__SHORT TASK__
Work out how many lines of the records hold the string "sera", and reply with that number alone.

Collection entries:
- - -

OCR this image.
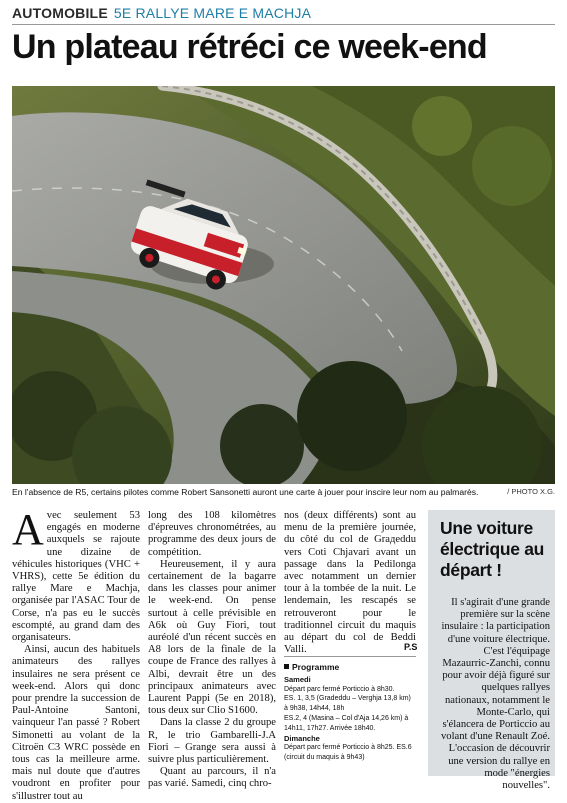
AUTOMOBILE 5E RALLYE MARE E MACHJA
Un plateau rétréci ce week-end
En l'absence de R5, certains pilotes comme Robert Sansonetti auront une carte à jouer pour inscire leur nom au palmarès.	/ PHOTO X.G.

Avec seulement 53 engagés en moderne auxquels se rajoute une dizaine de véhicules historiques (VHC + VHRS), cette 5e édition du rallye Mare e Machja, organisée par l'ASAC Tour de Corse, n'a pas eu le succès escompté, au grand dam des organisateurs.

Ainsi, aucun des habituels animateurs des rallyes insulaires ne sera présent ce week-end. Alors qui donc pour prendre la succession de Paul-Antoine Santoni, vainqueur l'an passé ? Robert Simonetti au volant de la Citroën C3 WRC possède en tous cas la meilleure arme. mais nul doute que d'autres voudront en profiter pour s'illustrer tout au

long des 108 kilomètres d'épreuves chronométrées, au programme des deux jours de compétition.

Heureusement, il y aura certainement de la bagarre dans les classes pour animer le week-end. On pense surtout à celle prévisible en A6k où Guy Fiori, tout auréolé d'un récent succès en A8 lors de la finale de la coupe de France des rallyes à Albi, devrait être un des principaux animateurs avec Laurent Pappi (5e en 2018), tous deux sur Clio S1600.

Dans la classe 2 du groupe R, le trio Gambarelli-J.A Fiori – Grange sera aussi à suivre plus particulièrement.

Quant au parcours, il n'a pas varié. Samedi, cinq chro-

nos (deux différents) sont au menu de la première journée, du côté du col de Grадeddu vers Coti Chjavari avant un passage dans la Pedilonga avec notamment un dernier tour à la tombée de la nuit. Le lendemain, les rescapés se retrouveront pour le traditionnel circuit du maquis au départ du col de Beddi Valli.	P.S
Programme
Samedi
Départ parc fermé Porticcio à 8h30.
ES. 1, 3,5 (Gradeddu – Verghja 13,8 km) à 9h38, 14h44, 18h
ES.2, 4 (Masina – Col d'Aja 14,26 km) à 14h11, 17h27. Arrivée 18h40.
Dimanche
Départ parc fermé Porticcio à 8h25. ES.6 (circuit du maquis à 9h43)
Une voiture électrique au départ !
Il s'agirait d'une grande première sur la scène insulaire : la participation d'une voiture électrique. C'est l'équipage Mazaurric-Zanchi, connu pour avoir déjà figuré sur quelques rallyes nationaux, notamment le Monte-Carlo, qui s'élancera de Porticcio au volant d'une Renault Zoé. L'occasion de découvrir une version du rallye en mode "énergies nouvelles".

- - -

__CORRECT RESULT__
2